Data entries
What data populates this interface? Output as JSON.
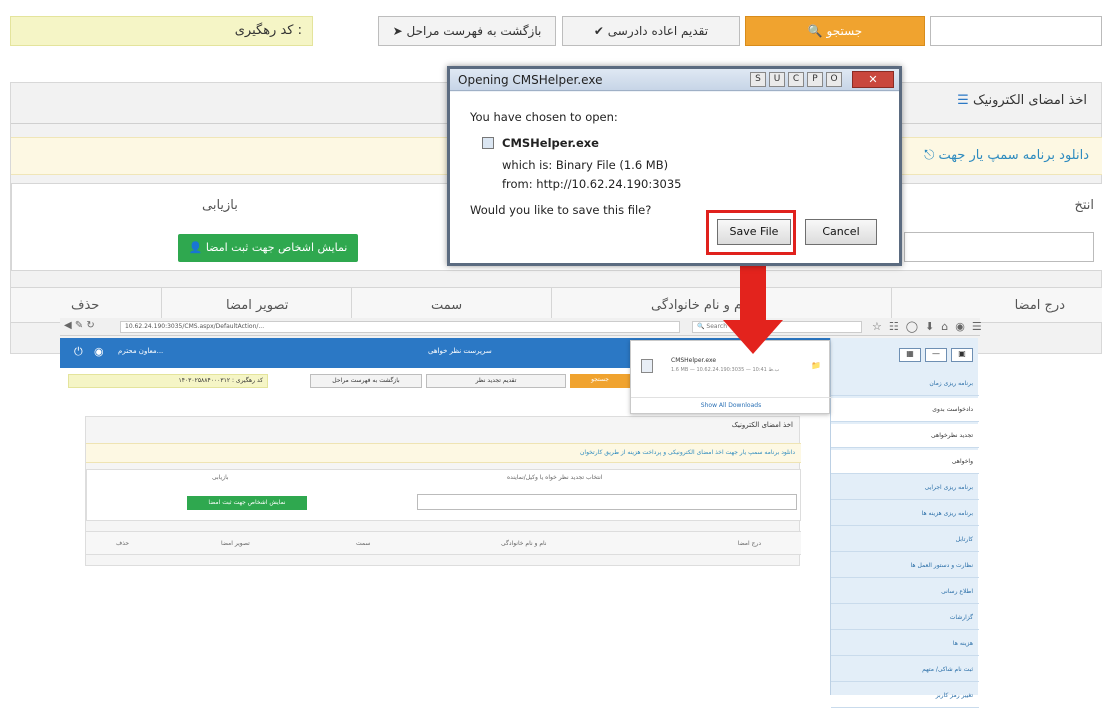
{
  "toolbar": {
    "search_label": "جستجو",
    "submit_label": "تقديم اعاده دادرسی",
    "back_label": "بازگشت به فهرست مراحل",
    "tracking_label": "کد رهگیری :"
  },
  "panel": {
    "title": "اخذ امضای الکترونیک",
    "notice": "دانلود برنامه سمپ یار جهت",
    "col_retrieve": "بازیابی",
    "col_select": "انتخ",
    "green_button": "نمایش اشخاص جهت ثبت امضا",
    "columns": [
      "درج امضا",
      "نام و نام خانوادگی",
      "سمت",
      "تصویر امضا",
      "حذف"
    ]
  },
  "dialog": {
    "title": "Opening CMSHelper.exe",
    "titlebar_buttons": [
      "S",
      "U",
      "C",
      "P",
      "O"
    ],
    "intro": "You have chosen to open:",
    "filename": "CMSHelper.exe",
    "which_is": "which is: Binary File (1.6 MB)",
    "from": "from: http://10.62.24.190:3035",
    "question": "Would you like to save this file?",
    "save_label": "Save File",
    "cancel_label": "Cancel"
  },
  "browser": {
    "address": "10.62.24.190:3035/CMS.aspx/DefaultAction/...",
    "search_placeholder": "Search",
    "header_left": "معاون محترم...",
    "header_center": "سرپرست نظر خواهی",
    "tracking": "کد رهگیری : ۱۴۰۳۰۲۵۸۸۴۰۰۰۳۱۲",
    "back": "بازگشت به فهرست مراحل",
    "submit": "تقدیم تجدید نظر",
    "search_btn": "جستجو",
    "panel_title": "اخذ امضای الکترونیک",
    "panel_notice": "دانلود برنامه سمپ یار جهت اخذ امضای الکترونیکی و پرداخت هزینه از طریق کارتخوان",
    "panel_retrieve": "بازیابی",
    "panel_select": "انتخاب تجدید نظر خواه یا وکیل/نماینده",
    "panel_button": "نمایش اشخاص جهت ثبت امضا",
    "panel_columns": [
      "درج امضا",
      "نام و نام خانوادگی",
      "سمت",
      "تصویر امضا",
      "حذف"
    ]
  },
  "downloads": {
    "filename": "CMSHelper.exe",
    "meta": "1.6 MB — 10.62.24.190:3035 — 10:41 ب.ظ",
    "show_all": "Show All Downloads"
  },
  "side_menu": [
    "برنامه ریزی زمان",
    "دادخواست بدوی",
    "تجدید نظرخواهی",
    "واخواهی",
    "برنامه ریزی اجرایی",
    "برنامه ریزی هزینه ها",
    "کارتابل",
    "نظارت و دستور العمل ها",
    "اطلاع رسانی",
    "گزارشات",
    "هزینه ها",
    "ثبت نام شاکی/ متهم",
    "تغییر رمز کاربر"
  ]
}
---
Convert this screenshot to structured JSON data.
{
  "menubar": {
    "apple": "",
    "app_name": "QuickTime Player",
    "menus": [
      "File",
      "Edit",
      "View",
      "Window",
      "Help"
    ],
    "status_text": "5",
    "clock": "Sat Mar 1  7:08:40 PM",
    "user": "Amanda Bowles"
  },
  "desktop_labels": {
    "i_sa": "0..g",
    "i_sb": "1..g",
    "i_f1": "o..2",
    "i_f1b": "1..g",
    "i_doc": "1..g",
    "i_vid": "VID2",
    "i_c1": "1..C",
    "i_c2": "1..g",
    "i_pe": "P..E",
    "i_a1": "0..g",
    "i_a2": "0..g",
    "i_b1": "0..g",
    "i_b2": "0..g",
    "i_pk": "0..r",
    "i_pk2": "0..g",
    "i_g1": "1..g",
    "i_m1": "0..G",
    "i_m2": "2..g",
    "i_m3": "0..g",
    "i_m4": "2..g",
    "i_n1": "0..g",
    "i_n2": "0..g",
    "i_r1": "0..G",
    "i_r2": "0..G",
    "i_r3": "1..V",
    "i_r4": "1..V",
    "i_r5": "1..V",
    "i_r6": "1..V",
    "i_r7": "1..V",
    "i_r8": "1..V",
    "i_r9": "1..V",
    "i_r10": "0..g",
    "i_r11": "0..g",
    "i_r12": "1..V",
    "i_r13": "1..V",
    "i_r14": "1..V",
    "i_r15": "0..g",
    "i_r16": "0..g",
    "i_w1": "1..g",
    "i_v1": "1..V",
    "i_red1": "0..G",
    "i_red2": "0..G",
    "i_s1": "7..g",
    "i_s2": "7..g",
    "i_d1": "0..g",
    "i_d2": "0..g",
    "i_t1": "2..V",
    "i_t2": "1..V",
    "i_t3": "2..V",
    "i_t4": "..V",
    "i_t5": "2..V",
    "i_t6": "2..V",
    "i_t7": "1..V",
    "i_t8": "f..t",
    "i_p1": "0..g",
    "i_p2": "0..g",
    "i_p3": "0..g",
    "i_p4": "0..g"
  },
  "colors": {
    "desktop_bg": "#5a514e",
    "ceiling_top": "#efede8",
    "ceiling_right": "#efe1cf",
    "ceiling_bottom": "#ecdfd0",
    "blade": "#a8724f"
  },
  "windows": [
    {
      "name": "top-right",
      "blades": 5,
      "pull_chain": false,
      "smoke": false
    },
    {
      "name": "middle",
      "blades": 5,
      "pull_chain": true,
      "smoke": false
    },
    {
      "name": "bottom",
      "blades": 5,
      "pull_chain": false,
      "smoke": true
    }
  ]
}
...
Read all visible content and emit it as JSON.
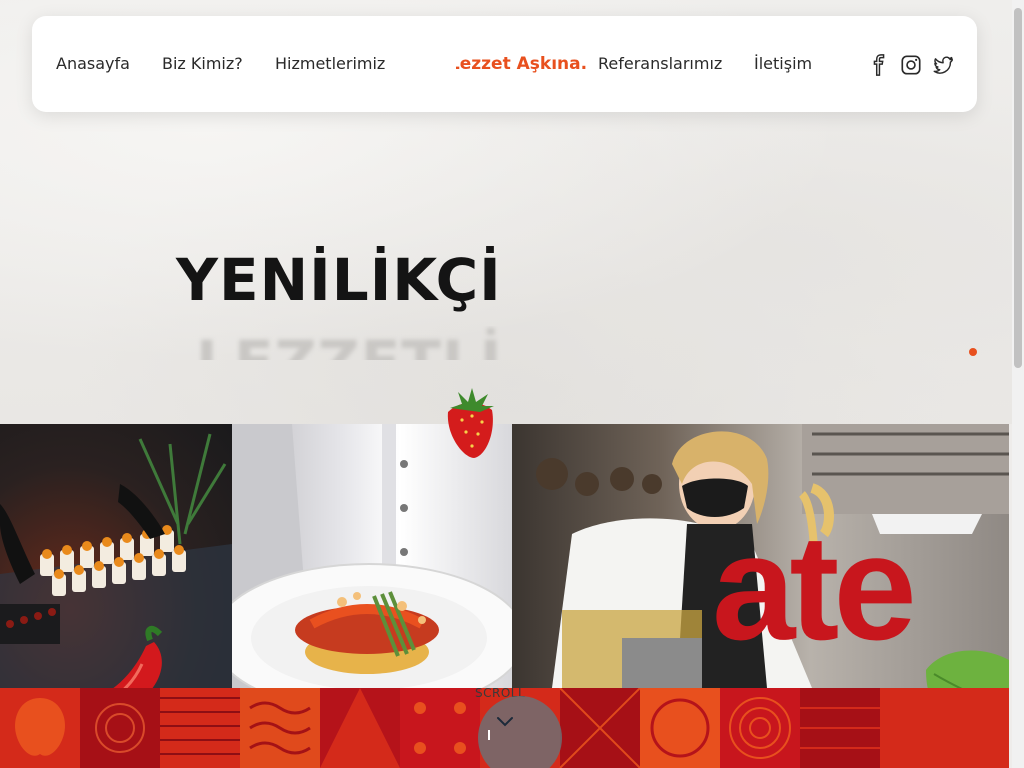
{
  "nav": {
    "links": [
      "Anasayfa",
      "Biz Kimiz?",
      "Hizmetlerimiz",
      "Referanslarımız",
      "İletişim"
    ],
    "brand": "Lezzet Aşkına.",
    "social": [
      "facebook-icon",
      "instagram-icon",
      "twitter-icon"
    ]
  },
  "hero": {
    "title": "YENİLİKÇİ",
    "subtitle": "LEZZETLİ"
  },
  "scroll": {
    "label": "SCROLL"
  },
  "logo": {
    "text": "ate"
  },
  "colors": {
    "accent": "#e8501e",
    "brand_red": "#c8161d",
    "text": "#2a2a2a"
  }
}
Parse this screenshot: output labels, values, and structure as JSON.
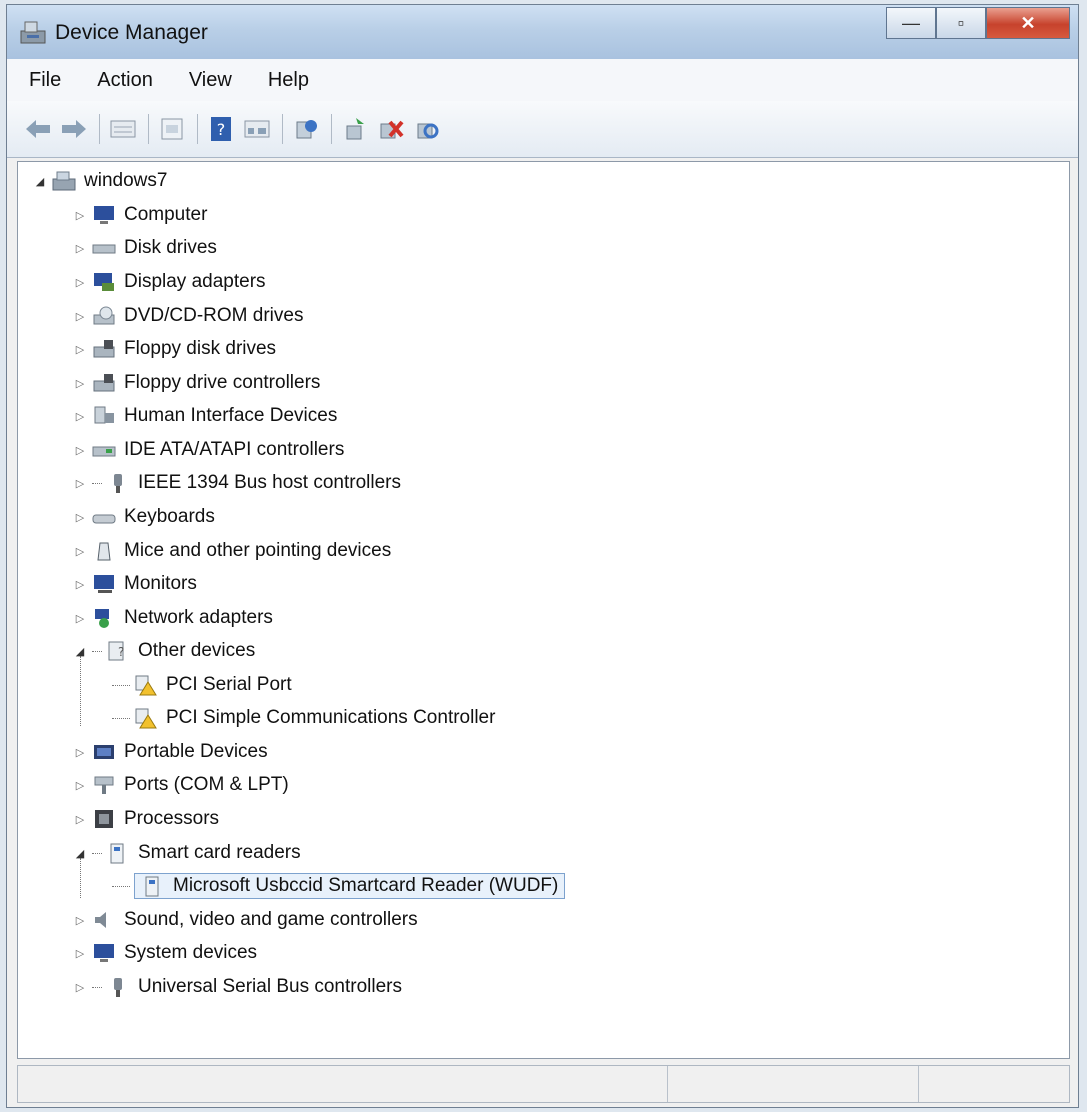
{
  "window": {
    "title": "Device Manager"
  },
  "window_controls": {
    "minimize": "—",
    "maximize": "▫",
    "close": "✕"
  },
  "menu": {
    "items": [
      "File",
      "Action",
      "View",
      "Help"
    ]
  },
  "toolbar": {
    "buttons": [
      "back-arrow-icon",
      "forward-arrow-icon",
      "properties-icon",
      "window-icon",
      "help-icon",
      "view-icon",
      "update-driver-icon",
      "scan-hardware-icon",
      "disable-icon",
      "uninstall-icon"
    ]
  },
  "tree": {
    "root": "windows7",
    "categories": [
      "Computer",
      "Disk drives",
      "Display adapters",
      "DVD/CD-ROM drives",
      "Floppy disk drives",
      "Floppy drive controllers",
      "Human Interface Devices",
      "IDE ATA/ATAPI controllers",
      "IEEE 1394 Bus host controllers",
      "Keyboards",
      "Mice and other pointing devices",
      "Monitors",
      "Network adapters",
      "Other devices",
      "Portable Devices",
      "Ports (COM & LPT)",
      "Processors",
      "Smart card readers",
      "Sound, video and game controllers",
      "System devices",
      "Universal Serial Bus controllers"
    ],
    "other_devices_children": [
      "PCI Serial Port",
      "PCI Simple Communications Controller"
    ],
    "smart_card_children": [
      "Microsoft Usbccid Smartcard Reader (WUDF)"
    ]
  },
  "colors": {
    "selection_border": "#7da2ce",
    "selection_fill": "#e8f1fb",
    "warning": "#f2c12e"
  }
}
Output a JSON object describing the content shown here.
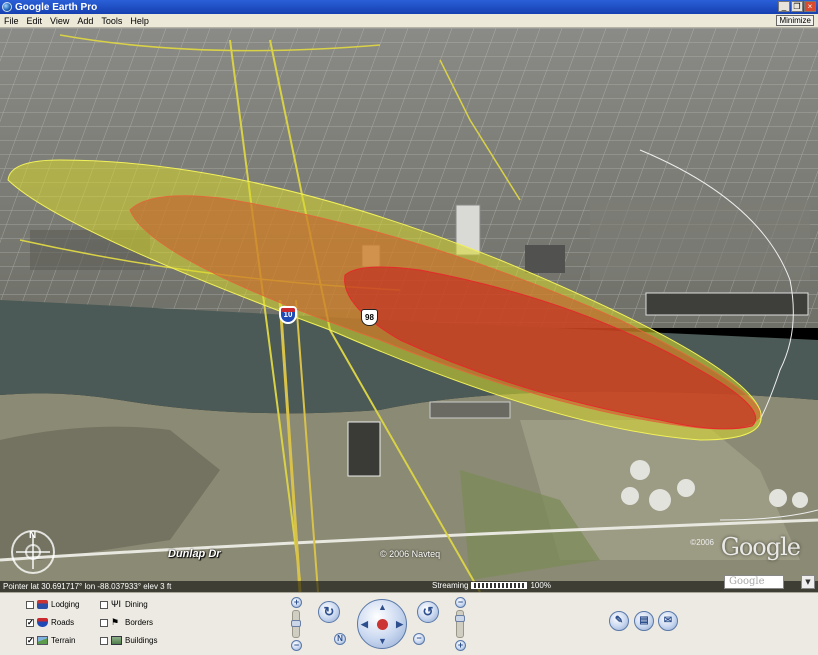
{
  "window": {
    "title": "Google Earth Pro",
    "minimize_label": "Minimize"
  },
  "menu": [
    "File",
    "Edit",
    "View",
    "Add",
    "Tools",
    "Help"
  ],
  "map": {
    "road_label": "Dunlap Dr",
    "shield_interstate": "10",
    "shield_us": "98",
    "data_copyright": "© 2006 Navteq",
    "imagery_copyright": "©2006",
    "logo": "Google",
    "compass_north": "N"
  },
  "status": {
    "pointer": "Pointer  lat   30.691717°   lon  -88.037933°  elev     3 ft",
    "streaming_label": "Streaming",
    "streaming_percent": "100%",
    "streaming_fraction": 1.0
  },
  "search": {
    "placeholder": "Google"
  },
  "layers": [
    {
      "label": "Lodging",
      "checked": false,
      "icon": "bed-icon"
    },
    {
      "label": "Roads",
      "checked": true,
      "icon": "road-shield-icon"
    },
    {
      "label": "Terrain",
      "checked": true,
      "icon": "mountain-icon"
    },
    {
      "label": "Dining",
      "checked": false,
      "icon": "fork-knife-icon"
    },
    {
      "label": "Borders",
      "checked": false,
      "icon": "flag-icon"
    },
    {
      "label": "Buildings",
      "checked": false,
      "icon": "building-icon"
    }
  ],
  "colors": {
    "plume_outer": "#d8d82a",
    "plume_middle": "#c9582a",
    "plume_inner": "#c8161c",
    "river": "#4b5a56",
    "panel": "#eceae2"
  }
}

Work required: Filter lines by "بازگشت" and return each hit.

Exercise result:
    "back_label": "بازگشت به فهرست مراحل",
    "back": "بازگشت به فهرست مراحل",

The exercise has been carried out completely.